Exercise instructions:
Lines that include the word "rise" are the ones to copy.

Extracted records
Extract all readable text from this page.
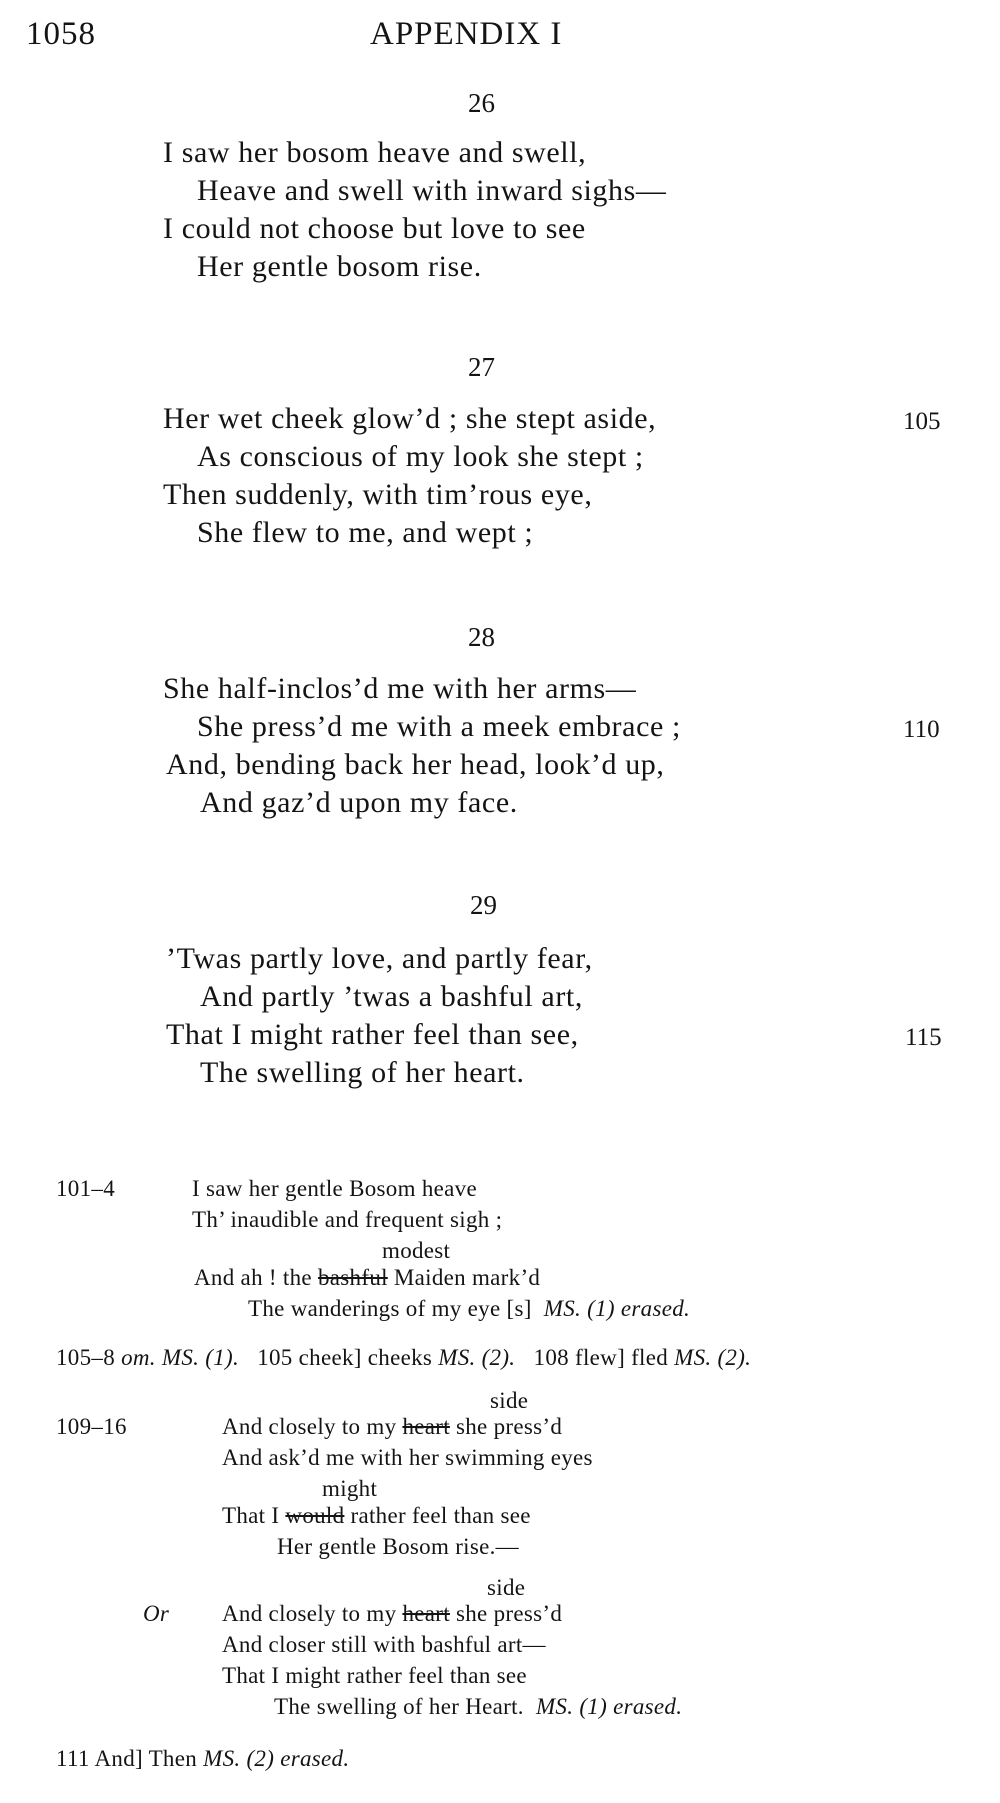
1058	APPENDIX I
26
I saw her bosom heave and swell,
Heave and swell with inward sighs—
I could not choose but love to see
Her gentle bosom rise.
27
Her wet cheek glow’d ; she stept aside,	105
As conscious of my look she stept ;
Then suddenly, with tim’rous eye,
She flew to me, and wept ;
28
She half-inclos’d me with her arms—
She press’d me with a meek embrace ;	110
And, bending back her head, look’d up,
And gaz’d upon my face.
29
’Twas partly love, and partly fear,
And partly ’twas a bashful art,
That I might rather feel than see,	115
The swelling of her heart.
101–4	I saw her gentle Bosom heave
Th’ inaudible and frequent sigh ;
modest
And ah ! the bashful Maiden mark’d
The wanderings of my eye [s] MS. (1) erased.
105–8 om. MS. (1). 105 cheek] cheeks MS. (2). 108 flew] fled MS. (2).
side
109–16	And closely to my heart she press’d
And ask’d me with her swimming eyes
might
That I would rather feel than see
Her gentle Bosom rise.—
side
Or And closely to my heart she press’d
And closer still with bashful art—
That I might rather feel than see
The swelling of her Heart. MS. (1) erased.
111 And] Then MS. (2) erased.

Completed task:
Her gentle bosom rise.
Her gentle Bosom rise.—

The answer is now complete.